Below is a block of records: output all of them exactly and leave out the pictures.

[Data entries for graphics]
** start **

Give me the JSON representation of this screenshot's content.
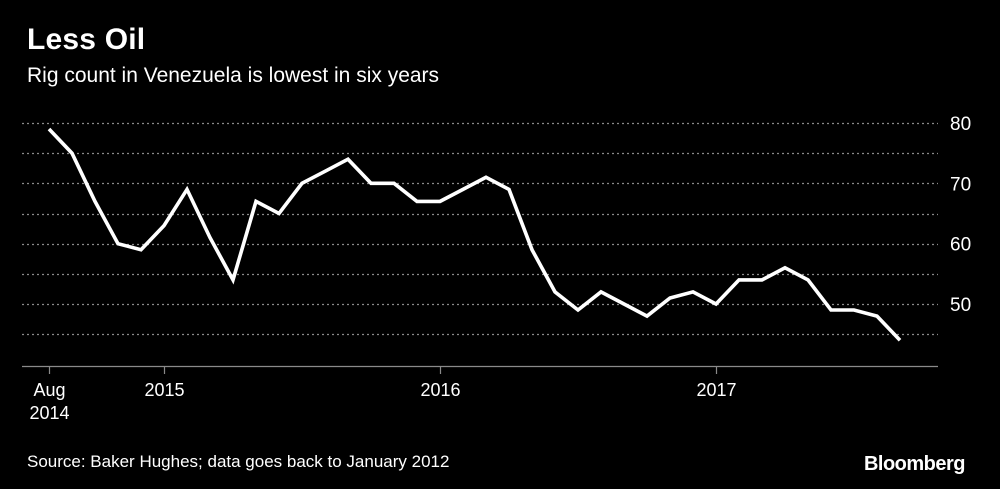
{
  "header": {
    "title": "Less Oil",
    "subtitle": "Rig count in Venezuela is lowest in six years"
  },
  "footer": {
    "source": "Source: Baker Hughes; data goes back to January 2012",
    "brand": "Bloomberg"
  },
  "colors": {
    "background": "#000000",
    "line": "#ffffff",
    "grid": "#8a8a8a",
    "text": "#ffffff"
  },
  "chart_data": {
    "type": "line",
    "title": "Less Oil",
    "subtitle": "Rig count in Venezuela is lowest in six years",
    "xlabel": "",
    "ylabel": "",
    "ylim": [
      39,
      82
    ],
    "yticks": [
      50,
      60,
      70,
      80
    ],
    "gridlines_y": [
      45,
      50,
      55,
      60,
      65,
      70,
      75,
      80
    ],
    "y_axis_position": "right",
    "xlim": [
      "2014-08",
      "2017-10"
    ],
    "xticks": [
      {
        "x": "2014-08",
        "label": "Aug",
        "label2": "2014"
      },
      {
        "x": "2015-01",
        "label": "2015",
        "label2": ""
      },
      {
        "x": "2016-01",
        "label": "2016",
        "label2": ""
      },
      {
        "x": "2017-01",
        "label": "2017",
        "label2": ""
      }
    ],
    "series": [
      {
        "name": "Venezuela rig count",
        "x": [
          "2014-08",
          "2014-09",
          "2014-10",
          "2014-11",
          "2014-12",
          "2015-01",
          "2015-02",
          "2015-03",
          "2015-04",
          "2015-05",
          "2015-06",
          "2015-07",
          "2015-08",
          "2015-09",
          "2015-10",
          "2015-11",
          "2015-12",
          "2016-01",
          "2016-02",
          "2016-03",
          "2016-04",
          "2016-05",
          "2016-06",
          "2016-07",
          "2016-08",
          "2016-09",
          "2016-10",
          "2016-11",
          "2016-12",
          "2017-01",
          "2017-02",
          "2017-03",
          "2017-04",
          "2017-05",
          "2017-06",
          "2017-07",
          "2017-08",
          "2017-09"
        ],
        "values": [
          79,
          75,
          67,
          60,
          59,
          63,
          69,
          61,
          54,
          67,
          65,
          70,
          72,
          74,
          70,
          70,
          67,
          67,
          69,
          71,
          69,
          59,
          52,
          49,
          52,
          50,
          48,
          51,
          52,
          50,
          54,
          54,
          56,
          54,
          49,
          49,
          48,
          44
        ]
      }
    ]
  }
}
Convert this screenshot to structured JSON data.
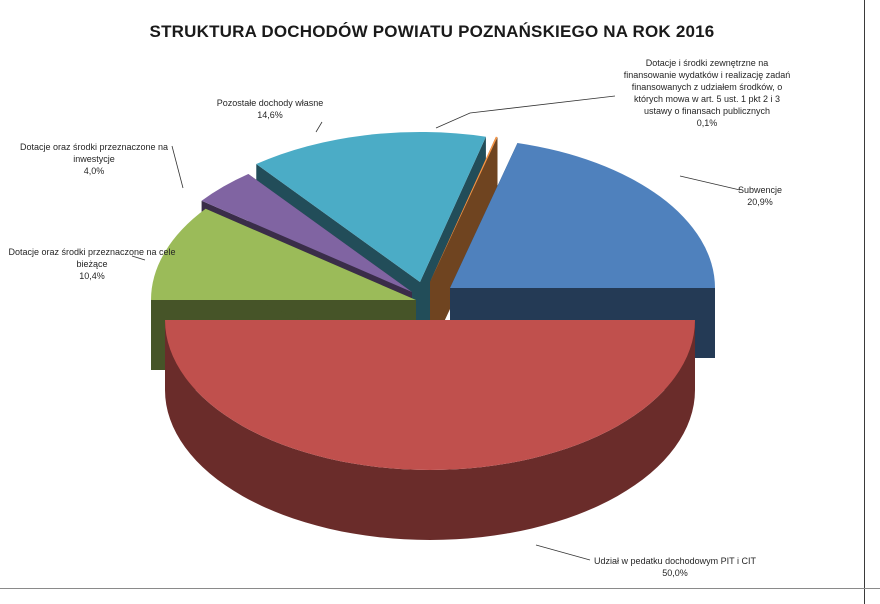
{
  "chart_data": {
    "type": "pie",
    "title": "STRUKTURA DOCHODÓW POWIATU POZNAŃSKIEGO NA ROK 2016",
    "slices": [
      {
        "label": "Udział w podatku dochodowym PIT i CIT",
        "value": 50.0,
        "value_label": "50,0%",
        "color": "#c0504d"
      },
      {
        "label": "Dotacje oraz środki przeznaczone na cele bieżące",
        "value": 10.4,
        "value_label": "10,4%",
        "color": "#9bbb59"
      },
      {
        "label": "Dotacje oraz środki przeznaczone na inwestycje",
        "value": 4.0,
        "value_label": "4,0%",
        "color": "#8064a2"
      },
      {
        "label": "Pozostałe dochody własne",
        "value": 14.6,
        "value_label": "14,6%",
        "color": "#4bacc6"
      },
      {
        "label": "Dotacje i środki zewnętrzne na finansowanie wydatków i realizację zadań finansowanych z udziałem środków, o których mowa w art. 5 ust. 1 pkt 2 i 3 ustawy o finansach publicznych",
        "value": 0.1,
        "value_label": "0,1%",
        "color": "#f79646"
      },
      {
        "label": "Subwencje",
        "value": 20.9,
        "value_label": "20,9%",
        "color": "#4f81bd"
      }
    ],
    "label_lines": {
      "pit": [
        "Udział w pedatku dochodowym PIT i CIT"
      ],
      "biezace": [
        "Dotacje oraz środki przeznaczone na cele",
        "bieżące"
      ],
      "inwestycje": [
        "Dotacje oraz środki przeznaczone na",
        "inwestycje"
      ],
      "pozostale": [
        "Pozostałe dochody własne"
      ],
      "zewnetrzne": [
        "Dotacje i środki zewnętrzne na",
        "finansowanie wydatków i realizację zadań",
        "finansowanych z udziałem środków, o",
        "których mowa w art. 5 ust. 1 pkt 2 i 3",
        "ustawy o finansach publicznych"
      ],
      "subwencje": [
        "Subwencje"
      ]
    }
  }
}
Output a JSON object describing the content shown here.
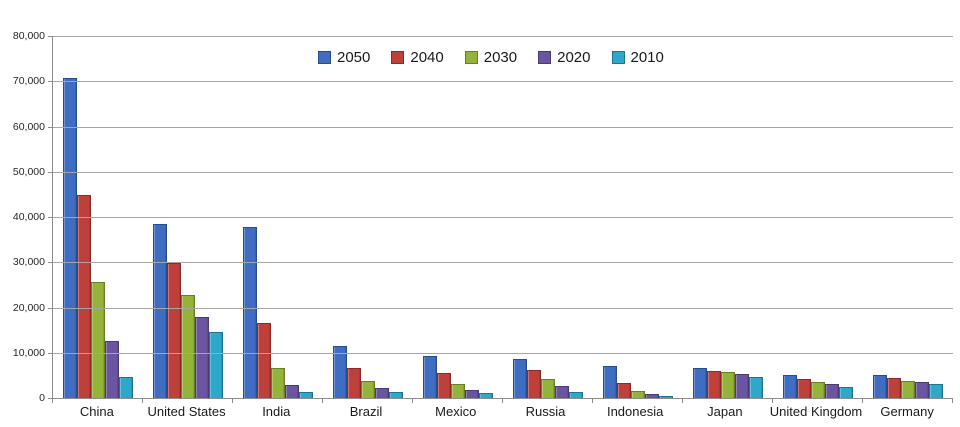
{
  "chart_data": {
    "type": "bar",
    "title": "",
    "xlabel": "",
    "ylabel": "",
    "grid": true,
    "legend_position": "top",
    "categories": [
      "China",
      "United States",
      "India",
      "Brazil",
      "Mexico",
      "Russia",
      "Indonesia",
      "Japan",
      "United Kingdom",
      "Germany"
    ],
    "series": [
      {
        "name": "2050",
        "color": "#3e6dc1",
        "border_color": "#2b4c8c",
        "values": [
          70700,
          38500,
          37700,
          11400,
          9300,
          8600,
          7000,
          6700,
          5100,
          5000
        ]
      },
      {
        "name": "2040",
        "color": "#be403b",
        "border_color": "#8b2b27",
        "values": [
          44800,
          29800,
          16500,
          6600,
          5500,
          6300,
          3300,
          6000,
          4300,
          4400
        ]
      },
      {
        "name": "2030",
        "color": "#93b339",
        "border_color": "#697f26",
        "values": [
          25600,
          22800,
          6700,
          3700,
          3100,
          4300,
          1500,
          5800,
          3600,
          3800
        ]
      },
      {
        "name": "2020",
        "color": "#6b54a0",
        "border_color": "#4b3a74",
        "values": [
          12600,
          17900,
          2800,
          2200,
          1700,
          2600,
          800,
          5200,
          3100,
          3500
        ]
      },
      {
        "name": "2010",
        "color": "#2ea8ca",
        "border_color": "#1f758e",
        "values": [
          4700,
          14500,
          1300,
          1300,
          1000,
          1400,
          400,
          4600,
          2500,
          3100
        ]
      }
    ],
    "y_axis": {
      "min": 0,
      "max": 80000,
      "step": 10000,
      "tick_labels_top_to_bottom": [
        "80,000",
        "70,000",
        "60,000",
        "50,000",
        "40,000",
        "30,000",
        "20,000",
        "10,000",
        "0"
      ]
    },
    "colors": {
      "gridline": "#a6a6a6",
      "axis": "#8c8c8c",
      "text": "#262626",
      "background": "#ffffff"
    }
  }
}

** end **

* EXERCISE RESULT
Give me the JSON representation of this screenshot's content.
{
  "header": {
    "title": "Less Oil",
    "subtitle": "Rig count in Venezuela is lowest in six years"
  },
  "footer": {
    "source": "Source: Baker Hughes; data goes back to January 2012",
    "brand": "Bloomberg"
  },
  "colors": {
    "background": "#000000",
    "line": "#ffffff",
    "grid": "#8a8a8a",
    "text": "#ffffff"
  },
  "chart_data": {
    "type": "line",
    "title": "Less Oil",
    "subtitle": "Rig count in Venezuela is lowest in six years",
    "xlabel": "",
    "ylabel": "",
    "ylim": [
      39,
      82
    ],
    "yticks": [
      50,
      60,
      70,
      80
    ],
    "gridlines_y": [
      45,
      50,
      55,
      60,
      65,
      70,
      75,
      80
    ],
    "y_axis_position": "right",
    "xlim": [
      "2014-08",
      "2017-10"
    ],
    "xticks": [
      {
        "x": "2014-08",
        "label": "Aug",
        "label2": "2014"
      },
      {
        "x": "2015-01",
        "label": "2015",
        "label2": ""
      },
      {
        "x": "2016-01",
        "label": "2016",
        "label2": ""
      },
      {
        "x": "2017-01",
        "label": "2017",
        "label2": ""
      }
    ],
    "series": [
      {
        "name": "Venezuela rig count",
        "x": [
          "2014-08",
          "2014-09",
          "2014-10",
          "2014-11",
          "2014-12",
          "2015-01",
          "2015-02",
          "2015-03",
          "2015-04",
          "2015-05",
          "2015-06",
          "2015-07",
          "2015-08",
          "2015-09",
          "2015-10",
          "2015-11",
          "2015-12",
          "2016-01",
          "2016-02",
          "2016-03",
          "2016-04",
          "2016-05",
          "2016-06",
          "2016-07",
          "2016-08",
          "2016-09",
          "2016-10",
          "2016-11",
          "2016-12",
          "2017-01",
          "2017-02",
          "2017-03",
          "2017-04",
          "2017-05",
          "2017-06",
          "2017-07",
          "2017-08",
          "2017-09"
        ],
        "values": [
          79,
          75,
          67,
          60,
          59,
          63,
          69,
          61,
          54,
          67,
          65,
          70,
          72,
          74,
          70,
          70,
          67,
          67,
          69,
          71,
          69,
          59,
          52,
          49,
          52,
          50,
          48,
          51,
          52,
          50,
          54,
          54,
          56,
          54,
          49,
          49,
          48,
          44
        ]
      }
    ]
  }
}
Convert this screenshot to structured JSON data.
{
  "chart_data": {
    "type": "pie",
    "title": "STRUKTURA DOCHODÓW POWIATU POZNAŃSKIEGO NA ROK 2016",
    "slices": [
      {
        "label": "Udział w podatku dochodowym PIT i CIT",
        "value": 50.0,
        "value_label": "50,0%",
        "color": "#c0504d"
      },
      {
        "label": "Dotacje oraz środki przeznaczone na cele bieżące",
        "value": 10.4,
        "value_label": "10,4%",
        "color": "#9bbb59"
      },
      {
        "label": "Dotacje oraz środki przeznaczone na inwestycje",
        "value": 4.0,
        "value_label": "4,0%",
        "color": "#8064a2"
      },
      {
        "label": "Pozostałe dochody własne",
        "value": 14.6,
        "value_label": "14,6%",
        "color": "#4bacc6"
      },
      {
        "label": "Dotacje i środki zewnętrzne na finansowanie wydatków i realizację zadań finansowanych z udziałem środków, o których mowa w art. 5 ust. 1 pkt 2 i 3 ustawy o finansach publicznych",
        "value": 0.1,
        "value_label": "0,1%",
        "color": "#f79646"
      },
      {
        "label": "Subwencje",
        "value": 20.9,
        "value_label": "20,9%",
        "color": "#4f81bd"
      }
    ],
    "label_lines": {
      "pit": [
        "Udział w pedatku dochodowym PIT i CIT"
      ],
      "biezace": [
        "Dotacje oraz środki przeznaczone na cele",
        "bieżące"
      ],
      "inwestycje": [
        "Dotacje oraz środki przeznaczone na",
        "inwestycje"
      ],
      "pozostale": [
        "Pozostałe dochody własne"
      ],
      "zewnetrzne": [
        "Dotacje i środki zewnętrzne na",
        "finansowanie wydatków i realizację zadań",
        "finansowanych z udziałem środków, o",
        "których mowa w art. 5 ust. 1 pkt 2 i 3",
        "ustawy o finansach publicznych"
      ],
      "subwencje": [
        "Subwencje"
      ]
    }
  }
}
Output a JSON object describing the content shown here.
{
  "chart_data": {
    "type": "bar",
    "title": "",
    "xlabel": "",
    "ylabel": "",
    "grid": true,
    "legend_position": "top",
    "categories": [
      "China",
      "United States",
      "India",
      "Brazil",
      "Mexico",
      "Russia",
      "Indonesia",
      "Japan",
      "United Kingdom",
      "Germany"
    ],
    "series": [
      {
        "name": "2050",
        "color": "#3e6dc1",
        "border_color": "#2b4c8c",
        "values": [
          70700,
          38500,
          37700,
          11400,
          9300,
          8600,
          7000,
          6700,
          5100,
          5000
        ]
      },
      {
        "name": "2040",
        "color": "#be403b",
        "border_color": "#8b2b27",
        "values": [
          44800,
          29800,
          16500,
          6600,
          5500,
          6300,
          3300,
          6000,
          4300,
          4400
        ]
      },
      {
        "name": "2030",
        "color": "#93b339",
        "border_color": "#697f26",
        "values": [
          25600,
          22800,
          6700,
          3700,
          3100,
          4300,
          1500,
          5800,
          3600,
          3800
        ]
      },
      {
        "name": "2020",
        "color": "#6b54a0",
        "border_color": "#4b3a74",
        "values": [
          12600,
          17900,
          2800,
          2200,
          1700,
          2600,
          800,
          5200,
          3100,
          3500
        ]
      },
      {
        "name": "2010",
        "color": "#2ea8ca",
        "border_color": "#1f758e",
        "values": [
          4700,
          14500,
          1300,
          1300,
          1000,
          1400,
          400,
          4600,
          2500,
          3100
        ]
      }
    ],
    "y_axis": {
      "min": 0,
      "max": 80000,
      "step": 10000,
      "tick_labels_top_to_bottom": [
        "80,000",
        "70,000",
        "60,000",
        "50,000",
        "40,000",
        "30,000",
        "20,000",
        "10,000",
        "0"
      ]
    },
    "colors": {
      "gridline": "#a6a6a6",
      "axis": "#8c8c8c",
      "text": "#262626",
      "background": "#ffffff"
    }
  }
}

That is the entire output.